### STATED GOAL
Search the material for the word "MatchitNormalBackward" and report each line where it turns up.

### ENTRIES SHOWN

►

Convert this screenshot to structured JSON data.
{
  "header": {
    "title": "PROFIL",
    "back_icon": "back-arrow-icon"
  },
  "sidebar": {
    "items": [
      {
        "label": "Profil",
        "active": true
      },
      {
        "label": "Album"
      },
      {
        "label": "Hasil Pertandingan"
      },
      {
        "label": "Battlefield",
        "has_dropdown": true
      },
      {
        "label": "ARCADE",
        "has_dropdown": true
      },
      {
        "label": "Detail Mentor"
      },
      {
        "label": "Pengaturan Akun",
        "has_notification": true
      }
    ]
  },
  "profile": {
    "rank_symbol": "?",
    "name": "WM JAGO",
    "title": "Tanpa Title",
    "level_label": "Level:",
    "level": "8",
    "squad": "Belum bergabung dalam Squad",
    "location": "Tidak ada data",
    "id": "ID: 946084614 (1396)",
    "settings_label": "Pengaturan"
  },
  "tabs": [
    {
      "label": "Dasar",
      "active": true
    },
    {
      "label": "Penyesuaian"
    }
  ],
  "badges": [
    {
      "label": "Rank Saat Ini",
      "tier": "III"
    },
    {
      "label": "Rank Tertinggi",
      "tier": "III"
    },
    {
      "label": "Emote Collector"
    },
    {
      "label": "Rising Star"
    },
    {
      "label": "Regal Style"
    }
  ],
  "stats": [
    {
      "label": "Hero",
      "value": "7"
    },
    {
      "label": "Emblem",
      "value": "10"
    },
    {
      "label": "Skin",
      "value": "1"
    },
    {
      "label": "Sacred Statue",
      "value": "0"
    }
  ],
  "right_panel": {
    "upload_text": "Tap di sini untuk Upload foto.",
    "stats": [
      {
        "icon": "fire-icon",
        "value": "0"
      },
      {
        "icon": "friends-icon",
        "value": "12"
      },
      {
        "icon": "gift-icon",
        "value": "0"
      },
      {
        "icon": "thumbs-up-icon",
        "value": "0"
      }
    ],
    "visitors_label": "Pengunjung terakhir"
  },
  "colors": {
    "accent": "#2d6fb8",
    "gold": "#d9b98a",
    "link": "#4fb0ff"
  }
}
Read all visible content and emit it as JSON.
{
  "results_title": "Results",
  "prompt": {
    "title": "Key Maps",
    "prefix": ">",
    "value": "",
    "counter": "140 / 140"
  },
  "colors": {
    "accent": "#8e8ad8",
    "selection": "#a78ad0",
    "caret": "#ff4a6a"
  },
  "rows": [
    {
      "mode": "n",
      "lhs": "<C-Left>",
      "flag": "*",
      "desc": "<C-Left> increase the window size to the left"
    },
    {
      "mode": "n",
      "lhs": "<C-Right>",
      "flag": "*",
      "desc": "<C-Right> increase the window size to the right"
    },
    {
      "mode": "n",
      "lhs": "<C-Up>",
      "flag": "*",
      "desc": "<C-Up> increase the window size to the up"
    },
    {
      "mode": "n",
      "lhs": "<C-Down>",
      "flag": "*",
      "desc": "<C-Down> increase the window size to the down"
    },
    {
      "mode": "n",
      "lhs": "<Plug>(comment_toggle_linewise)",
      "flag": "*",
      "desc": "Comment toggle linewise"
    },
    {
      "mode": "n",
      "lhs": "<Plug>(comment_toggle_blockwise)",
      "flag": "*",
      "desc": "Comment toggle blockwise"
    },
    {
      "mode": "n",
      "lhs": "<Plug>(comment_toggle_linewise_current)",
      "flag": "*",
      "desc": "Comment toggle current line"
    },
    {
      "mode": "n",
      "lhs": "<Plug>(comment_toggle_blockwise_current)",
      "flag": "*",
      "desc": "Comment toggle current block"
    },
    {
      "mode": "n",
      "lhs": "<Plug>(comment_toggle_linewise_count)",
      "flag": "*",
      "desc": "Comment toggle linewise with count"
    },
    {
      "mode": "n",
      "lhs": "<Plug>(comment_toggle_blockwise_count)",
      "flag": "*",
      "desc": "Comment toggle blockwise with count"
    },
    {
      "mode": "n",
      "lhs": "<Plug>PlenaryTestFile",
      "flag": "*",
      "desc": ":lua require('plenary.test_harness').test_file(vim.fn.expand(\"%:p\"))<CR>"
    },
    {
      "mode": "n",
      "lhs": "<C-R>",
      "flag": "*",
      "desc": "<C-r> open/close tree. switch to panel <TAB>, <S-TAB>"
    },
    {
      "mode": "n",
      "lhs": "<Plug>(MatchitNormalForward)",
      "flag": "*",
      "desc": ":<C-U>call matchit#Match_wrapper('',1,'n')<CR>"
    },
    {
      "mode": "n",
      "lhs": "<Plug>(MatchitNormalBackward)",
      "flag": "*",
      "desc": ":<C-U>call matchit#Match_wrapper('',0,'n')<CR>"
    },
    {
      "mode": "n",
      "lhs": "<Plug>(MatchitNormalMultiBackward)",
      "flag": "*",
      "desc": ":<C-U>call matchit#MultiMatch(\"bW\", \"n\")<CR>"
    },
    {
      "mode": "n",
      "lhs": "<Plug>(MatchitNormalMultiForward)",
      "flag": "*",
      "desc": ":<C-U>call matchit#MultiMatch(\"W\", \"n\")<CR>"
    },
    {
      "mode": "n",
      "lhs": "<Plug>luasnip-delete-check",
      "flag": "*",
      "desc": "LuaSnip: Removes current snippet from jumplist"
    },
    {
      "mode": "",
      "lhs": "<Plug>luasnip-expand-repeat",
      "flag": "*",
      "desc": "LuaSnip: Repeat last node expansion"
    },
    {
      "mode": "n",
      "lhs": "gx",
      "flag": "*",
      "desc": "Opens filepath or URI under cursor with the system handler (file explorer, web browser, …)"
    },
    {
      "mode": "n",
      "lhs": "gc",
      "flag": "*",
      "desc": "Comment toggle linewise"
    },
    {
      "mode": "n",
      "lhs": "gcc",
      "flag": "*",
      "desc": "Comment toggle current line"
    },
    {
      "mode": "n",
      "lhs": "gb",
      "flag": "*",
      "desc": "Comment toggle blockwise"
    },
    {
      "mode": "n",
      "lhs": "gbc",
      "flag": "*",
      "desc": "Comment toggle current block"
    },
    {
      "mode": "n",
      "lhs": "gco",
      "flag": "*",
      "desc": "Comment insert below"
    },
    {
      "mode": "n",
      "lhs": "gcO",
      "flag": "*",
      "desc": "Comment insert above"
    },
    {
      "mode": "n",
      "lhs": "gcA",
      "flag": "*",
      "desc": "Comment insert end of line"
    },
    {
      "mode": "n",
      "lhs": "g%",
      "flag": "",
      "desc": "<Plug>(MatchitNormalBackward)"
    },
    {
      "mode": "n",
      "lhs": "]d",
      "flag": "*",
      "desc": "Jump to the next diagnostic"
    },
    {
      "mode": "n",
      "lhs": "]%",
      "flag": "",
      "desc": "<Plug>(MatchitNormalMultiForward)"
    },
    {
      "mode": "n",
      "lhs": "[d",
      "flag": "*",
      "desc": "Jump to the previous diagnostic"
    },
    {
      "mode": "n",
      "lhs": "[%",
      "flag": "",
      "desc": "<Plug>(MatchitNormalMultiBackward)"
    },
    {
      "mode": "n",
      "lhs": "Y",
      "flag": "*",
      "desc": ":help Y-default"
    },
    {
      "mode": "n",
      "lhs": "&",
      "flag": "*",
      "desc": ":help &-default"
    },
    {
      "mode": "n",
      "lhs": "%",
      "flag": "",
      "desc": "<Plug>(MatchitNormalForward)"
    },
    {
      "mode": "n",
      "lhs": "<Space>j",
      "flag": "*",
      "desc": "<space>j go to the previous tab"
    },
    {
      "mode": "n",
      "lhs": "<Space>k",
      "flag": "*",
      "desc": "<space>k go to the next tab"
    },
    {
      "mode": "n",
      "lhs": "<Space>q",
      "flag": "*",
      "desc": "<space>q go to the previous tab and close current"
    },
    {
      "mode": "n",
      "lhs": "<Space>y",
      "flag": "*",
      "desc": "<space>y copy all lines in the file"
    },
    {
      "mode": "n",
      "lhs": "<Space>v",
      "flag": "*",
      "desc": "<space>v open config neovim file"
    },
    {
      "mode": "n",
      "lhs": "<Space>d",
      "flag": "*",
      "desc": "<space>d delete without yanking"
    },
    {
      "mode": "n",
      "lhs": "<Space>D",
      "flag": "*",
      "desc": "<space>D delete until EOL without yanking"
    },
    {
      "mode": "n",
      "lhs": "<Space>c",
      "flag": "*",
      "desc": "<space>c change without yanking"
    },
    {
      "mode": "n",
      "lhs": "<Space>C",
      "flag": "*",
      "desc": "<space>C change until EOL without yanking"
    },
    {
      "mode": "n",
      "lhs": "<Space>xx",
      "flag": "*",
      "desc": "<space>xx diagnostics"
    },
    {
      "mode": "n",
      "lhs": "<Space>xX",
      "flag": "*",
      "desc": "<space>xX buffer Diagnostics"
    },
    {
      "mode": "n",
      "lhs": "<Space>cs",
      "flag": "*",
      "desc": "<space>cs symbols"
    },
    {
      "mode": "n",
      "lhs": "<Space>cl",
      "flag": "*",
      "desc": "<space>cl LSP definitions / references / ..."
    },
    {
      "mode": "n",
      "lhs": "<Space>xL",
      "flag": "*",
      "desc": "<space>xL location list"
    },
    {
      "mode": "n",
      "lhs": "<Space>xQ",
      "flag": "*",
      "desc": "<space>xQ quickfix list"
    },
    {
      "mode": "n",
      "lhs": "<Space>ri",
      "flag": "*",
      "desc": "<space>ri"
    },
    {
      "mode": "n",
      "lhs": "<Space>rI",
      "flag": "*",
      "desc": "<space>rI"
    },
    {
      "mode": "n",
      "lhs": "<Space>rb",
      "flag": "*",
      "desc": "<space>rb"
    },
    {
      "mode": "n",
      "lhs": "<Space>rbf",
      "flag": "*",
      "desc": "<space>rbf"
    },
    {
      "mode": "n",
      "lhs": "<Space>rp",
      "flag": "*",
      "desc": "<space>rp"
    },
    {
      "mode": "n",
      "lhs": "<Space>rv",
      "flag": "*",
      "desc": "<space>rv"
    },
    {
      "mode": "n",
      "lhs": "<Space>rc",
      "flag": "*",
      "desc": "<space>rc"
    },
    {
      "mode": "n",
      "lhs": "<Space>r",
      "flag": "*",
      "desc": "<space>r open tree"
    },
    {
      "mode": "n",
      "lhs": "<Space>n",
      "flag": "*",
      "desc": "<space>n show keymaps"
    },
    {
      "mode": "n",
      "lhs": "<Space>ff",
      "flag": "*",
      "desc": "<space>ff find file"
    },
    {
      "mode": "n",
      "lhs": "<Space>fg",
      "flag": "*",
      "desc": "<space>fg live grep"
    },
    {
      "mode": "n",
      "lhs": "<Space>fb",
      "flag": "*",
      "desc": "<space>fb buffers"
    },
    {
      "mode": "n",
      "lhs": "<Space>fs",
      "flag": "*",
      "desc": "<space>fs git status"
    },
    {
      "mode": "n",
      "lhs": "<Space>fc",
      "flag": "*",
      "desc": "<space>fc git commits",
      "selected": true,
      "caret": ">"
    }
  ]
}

◄

### EXPECTED ANSWER
      "lhs": "<Plug>(MatchitNormalBackward)",
      "desc": "<Plug>(MatchitNormalBackward)"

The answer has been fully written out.